— start Supplied material —
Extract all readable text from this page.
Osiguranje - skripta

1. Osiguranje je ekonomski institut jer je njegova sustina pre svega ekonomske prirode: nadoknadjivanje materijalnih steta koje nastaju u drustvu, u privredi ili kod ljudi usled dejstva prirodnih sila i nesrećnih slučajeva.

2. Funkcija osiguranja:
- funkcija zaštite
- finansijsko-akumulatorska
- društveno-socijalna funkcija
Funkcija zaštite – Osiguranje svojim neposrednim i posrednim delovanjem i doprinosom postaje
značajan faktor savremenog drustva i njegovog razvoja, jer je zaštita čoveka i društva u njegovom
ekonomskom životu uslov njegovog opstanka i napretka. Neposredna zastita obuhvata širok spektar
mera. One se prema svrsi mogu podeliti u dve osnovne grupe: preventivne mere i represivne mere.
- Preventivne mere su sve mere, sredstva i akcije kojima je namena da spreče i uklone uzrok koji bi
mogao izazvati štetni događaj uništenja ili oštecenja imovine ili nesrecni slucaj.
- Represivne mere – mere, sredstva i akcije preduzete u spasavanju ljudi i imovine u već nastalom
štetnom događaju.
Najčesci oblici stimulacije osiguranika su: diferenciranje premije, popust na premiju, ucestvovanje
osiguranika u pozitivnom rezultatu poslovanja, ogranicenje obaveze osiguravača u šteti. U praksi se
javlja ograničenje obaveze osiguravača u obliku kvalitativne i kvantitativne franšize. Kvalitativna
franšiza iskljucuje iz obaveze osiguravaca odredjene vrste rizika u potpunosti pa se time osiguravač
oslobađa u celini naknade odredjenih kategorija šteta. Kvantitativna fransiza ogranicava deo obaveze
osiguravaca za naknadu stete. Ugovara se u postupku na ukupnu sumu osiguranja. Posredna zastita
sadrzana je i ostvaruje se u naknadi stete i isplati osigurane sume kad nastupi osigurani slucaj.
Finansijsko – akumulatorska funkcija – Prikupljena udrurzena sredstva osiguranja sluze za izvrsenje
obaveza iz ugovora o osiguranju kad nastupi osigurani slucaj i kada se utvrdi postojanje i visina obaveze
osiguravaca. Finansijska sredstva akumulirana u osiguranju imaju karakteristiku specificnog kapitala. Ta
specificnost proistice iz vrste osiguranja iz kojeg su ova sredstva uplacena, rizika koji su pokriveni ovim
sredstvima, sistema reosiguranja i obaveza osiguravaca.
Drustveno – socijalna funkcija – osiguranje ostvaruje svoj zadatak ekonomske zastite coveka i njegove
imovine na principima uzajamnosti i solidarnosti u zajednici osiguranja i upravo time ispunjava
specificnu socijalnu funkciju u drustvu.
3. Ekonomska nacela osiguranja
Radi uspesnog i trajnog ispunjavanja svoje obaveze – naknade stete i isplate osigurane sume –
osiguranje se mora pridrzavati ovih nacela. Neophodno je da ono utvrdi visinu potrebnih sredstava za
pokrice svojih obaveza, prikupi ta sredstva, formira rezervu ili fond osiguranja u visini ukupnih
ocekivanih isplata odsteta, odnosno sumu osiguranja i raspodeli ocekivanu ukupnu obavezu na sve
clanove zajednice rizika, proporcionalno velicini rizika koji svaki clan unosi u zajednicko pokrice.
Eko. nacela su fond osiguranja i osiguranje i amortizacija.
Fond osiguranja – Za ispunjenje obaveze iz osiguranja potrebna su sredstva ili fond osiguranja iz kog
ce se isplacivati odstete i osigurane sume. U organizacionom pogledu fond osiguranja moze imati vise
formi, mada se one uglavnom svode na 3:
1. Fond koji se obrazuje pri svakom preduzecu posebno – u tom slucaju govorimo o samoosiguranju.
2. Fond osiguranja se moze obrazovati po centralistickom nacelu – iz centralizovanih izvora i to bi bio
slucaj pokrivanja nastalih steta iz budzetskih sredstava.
— end Supplied material —
Count how many lines in the data contain the word "utvrdi", giving the number without comment.

Answer: 2